Extracted data entries
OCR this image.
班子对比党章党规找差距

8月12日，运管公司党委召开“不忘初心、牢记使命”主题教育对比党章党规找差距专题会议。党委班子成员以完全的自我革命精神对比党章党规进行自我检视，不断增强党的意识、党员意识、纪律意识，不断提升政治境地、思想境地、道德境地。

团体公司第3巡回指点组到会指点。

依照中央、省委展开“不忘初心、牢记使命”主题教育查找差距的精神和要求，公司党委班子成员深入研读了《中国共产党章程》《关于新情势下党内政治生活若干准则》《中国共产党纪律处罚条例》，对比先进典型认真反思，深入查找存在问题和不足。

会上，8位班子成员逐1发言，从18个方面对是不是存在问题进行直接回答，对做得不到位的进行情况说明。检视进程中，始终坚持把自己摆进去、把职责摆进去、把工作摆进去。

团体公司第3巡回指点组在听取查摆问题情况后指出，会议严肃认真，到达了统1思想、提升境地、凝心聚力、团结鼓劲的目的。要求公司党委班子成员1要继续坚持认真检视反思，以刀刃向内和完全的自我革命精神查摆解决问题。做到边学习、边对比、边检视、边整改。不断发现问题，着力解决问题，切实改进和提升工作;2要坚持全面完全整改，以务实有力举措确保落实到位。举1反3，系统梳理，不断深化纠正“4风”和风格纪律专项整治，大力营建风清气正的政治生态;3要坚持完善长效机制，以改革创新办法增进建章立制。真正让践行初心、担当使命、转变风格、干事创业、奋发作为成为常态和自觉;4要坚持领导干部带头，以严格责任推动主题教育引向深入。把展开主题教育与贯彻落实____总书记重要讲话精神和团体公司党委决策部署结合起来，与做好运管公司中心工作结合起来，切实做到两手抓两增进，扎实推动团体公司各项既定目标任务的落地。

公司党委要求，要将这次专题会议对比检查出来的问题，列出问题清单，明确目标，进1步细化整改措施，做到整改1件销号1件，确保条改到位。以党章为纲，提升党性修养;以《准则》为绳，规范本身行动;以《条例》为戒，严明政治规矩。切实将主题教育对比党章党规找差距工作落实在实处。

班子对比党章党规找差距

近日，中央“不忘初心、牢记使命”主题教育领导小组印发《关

**THE EXERCISE**
Filter the listing above for the string "牢记使命" and copy every matching line.

**THE SOLUTION**
8月12日，运管公司党委召开“不忘初心、牢记使命”主题教育对比党章党规找差距专题会议。党委班子成员以完全的自我革命精神对比党章党规进行自我检视，不断增强党的意识、党员意识、纪律意识，不断提升政治境地、思想境地、道德境地。
依照中央、省委展开“不忘初心、牢记使命”主题教育查找差距的精神和要求，公司党委班子成员深入研读了《中国共产党章程》《关于新情势下党内政治生活若干准则》《中国共产党纪律处罚条例》，对比先进典型认真反思，深入查找存在问题和不足。
近日，中央“不忘初心、牢记使命”主题教育领导小组印发《关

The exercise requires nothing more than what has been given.